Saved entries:
● ● ● ●

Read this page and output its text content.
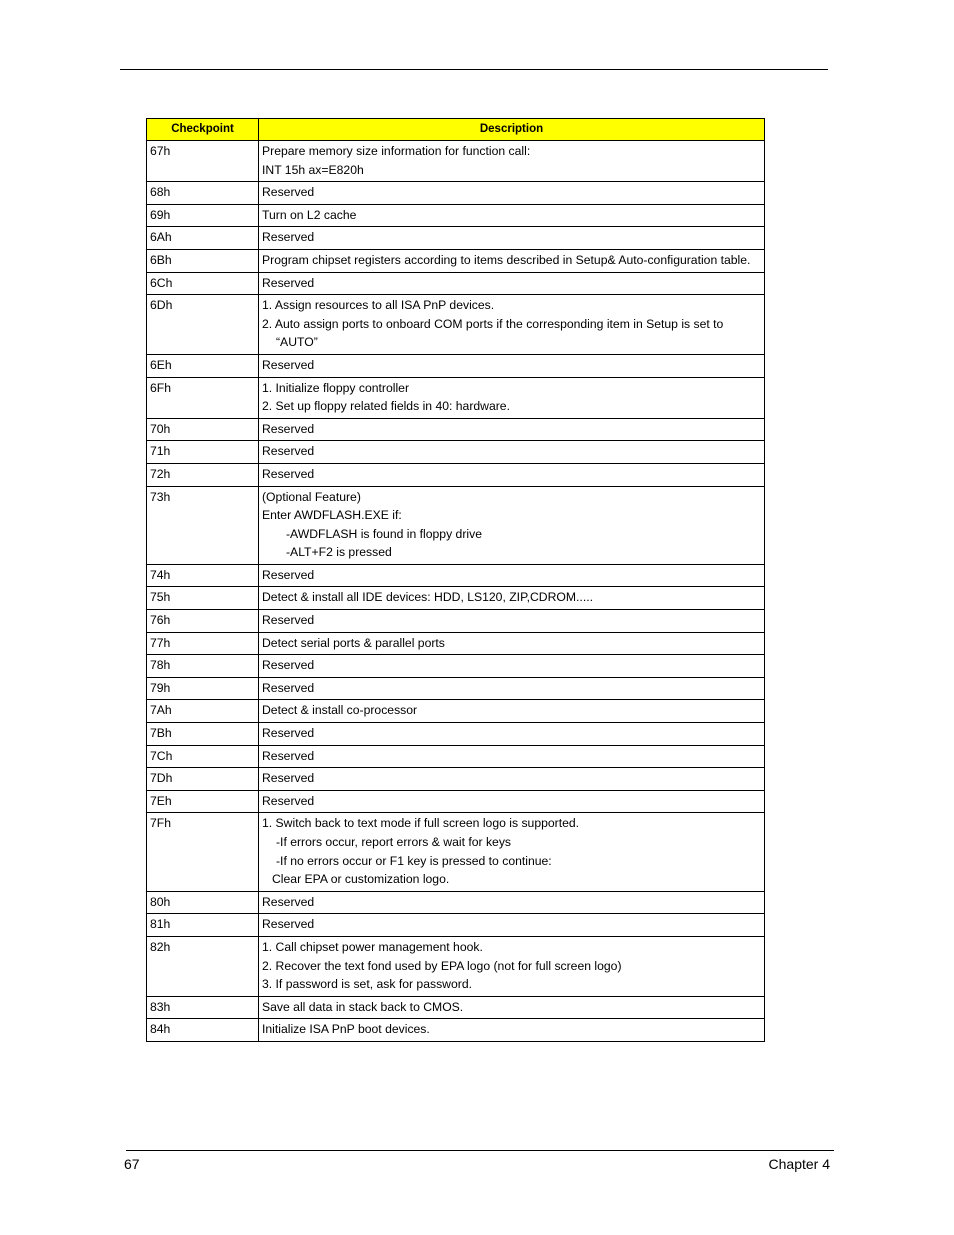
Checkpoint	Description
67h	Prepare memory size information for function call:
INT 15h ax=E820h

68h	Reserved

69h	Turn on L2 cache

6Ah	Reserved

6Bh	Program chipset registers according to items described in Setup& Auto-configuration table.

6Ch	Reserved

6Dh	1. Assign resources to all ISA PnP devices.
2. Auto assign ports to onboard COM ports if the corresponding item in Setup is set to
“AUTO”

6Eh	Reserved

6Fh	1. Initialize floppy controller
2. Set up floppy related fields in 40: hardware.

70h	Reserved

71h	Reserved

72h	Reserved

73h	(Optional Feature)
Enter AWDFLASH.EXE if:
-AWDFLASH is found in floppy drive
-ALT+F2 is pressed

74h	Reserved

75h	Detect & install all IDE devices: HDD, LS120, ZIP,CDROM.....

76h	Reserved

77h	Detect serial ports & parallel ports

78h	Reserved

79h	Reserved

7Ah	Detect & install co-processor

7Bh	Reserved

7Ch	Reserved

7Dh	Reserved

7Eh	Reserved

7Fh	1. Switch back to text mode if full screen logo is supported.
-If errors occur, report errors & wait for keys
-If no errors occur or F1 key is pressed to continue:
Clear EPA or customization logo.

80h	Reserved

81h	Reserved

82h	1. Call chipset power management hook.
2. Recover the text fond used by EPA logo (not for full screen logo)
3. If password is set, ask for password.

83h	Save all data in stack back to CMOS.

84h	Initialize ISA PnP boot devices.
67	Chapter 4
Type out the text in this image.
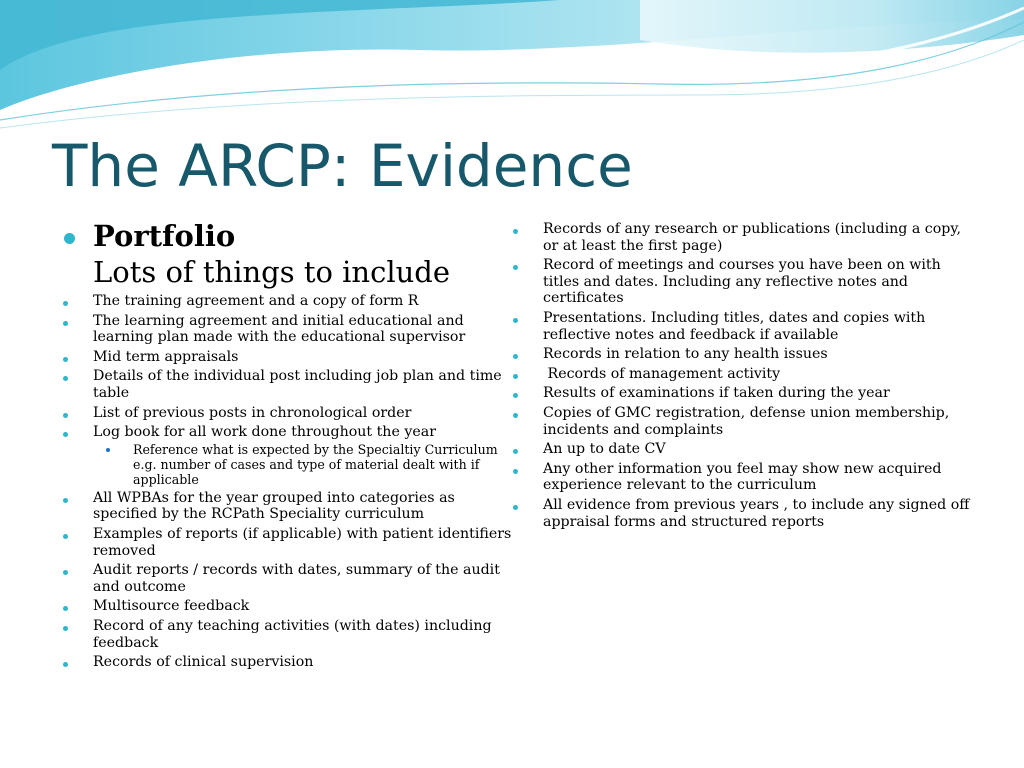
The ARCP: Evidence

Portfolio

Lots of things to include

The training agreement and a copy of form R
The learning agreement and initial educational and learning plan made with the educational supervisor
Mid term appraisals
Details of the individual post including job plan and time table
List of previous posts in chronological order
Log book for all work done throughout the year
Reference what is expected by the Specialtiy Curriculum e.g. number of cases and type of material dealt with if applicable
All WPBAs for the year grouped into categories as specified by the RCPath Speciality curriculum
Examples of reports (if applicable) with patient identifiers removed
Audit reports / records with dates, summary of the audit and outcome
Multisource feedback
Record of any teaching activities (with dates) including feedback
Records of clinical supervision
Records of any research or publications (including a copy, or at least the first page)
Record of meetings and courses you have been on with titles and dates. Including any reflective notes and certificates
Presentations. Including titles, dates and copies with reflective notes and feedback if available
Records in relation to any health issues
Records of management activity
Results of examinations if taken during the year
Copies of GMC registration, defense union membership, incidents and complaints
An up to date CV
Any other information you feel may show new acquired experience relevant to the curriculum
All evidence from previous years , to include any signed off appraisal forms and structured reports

● ● ● ●

▸ **INSTRUCTIONS FOR THE TASK**
Repeat verbatim the lines from the one holding "Type out the text in this image." through the end of the listing above, both ends included, but not the pictures.

▸ **ANSWER TO THIS PROBLEM**
Type out the text in this image.
The ARCP: Evidence

Portfolio

Lots of things to include

The training agreement and a copy of form R
The learning agreement and initial educational and learning plan made with the educational supervisor
Mid term appraisals
Details of the individual post including job plan and time table
List of previous posts in chronological order
Log book for all work done throughout the year
Reference what is expected by the Specialtiy Curriculum e.g. number of cases and type of material dealt with if applicable
All WPBAs for the year grouped into categories as specified by the RCPath Speciality curriculum
Examples of reports (if applicable) with patient identifiers removed
Audit reports / records with dates, summary of the audit and outcome
Multisource feedback
Record of any teaching activities (with dates) including feedback
Records of clinical supervision
Records of any research or publications (including a copy, or at least the first page)
Record of meetings and courses you have been on with titles and dates. Including any reflective notes and certificates
Presentations. Including titles, dates and copies with reflective notes and feedback if available
Records in relation to any health issues
Records of management activity
Results of examinations if taken during the year
Copies of GMC registration, defense union membership, incidents and complaints
An up to date CV
Any other information you feel may show new acquired experience relevant to the curriculum
All evidence from previous years , to include any signed off appraisal forms and structured reports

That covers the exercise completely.